Zadania do wykonania »
**1.** Przepisz dokładnie fragment tekstu o specustawie covidowej, który zaczyna się od słów „Czytaj także: Klienci”, a kończy na słowach „i nadzór budowlany.”.
**2.** Ile domów jednorodzinnych powstaje w Starych Babicach według tekstu o specustawie covidowej?

Podany fragment »
- - -

Specustawa covidowa miała pomóc w walce z pandemią. Wykorzystano ją jednak szerzej. Na jej podstawie buduje się co najmniej cztery osiedla mieszkaniowe: w Starych Babicach pod Warszawą (otulinie Kampinoskiego Parku Narodowego), w Krakowie, Tarnowskich Górach oraz w Białymstoku. Dzięki covidowym przepisom nie muszą mieć one ostatecznego pozwolenia na budowę ani być zgodne z miejscowym planem.
Wątpliwe inwestycje
Jak to możliwe? Zabrakło precyzji w art. 12 ustawy o szczególnych rozwiązaniach związanych z zapobieganiem, przeciwdziałaniem i zwalczaniem Covid-19, innych chorób zakaźnych oraz wywołanych nimi sytuacji kryzysowych oraz niektórych innych ustaw. Przewiduje on, że do projektowania, budowy, przebudowy, remontu, utrzymania i rozbiórki obiektów budowlanych, w tym zmiany sposobu użytkowania w związku z przeciwdziałaniem Covid-19, nie stosuje się kilku bardzo ważnych aktów prawnych. Chodzi m.in. o prawo budowlane czy ustawy o planowaniu i zagospodarowaniu przestrzennym.
Czytaj także: Klienci deweloperów chcą odstępować od umów z powodu koronawirusa
Choć art. 12 obowiązywał tylko 180 dni (do 8 września 2020 r.), zdążył sporo namieszać. Niektórzy inwestorzy postanowili wykorzystać go do budowy domów, tam gdzie dotychczasowe przepisy nie przewidywały takiej możliwości.
Najlepszym tego przykładem jest budowa w Starych Babicach na działce obok rezerwatu na terenie dawnej bazy wojskowej, gdzie powstaje 15 domów jednorodzinnych po 140 mkw. Mają być przeznaczone pod najem dla osób w kwarantannie i w ten sposób uzasadniać wykorzystanie przepisów antycovidowych. W wyniku interwencji lokalnych władz sprawą tego osiedla już zajmuje się prokuratura i nadzór budowlany.

- - -

Materiał źródłowy »

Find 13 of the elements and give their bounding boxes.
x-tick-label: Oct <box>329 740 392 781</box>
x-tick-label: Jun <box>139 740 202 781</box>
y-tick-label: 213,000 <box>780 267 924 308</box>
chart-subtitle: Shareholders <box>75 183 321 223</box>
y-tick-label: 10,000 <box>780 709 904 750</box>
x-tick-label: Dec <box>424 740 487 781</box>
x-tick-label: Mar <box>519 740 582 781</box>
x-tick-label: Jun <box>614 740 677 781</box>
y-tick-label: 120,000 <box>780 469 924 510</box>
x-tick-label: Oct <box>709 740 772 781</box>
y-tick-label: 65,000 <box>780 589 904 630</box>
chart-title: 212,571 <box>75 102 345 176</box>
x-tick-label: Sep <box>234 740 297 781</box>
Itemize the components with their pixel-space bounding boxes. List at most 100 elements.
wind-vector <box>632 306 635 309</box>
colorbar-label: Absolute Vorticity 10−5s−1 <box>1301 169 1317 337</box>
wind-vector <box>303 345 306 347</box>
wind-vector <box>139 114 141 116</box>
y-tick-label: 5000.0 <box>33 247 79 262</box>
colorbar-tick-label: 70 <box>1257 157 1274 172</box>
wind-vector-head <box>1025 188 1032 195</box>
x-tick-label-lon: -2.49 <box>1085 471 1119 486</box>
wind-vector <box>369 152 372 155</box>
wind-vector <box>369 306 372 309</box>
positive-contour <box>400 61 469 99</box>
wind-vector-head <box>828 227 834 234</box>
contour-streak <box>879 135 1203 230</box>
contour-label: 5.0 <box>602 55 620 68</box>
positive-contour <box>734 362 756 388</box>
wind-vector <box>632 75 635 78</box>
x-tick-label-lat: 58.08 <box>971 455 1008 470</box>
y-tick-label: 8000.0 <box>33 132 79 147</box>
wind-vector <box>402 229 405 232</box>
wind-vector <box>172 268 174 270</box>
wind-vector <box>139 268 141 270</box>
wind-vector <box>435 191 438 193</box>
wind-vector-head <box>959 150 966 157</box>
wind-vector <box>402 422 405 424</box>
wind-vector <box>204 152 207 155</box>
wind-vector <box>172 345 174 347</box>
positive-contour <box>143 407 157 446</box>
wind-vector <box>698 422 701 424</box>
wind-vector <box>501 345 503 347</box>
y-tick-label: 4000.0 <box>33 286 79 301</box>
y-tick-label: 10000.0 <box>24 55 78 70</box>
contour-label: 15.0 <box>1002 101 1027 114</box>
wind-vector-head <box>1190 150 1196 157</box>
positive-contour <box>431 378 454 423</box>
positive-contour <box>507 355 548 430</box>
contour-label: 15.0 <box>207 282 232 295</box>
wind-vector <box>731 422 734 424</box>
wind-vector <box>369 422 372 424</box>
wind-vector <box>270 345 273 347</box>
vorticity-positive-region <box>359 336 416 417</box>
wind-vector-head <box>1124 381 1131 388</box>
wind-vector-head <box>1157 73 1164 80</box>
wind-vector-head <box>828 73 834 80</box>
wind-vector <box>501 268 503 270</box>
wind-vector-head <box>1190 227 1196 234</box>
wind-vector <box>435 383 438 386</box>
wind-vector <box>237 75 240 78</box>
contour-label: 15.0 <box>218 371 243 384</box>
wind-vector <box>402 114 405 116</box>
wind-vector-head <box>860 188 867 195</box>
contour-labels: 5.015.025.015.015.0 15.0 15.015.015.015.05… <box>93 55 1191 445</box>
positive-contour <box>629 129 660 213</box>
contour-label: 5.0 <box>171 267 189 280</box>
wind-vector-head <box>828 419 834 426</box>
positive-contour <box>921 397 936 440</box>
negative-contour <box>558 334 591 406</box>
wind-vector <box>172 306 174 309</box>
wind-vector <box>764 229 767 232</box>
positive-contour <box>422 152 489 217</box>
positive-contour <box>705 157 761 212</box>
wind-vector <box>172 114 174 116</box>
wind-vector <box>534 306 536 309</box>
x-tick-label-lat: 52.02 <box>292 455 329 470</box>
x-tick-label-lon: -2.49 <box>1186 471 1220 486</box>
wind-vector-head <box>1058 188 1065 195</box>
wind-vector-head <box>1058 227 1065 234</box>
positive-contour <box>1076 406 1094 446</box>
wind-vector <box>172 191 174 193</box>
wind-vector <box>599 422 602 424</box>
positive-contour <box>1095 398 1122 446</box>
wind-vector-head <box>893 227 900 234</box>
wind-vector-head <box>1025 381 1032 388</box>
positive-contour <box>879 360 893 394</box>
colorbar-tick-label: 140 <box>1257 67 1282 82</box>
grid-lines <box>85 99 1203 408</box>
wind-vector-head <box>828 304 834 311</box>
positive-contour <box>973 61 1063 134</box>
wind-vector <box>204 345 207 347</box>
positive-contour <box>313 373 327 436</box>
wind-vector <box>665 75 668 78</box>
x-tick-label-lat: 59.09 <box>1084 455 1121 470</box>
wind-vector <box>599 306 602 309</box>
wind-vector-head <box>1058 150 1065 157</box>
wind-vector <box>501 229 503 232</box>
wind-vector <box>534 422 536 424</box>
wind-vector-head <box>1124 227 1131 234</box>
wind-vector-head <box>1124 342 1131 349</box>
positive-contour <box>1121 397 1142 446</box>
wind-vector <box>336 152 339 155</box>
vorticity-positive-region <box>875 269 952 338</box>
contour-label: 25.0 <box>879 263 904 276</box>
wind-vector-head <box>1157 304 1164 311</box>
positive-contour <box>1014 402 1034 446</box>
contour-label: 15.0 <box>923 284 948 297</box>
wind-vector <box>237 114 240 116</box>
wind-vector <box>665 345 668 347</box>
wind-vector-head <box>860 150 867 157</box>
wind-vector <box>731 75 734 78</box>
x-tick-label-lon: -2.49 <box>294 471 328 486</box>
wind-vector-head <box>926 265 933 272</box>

- - -

Zestaw rozwiązań »
**1.**
Czytaj także: Klienci deweloperów chcą odstępować od umów z powodu koronawirusa
Choć art. 12 obowiązywał tylko 180 dni (do 8 września 2020 r.), zdążył sporo namieszać. Niektórzy inwestorzy postanowili wykorzystać go do budowy domów, tam gdzie dotychczasowe przepisy nie przewidywały takiej możliwości.
Najlepszym tego przykładem jest budowa w Starych Babicach na działce obok rezerwatu na terenie dawnej bazy wojskowej, gdzie powstaje 15 domów jednorodzinnych po 140 mkw. Mają być przeznaczone pod najem dla osób w kwarantannie i w ten sposób uzasadniać wykorzystanie przepisów antycovidowych. W wyniku interwencji lokalnych władz sprawą tego osiedla już zajmuje się prokuratura i nadzór budowlany.

**2.** 15 domów jednorodzinnych.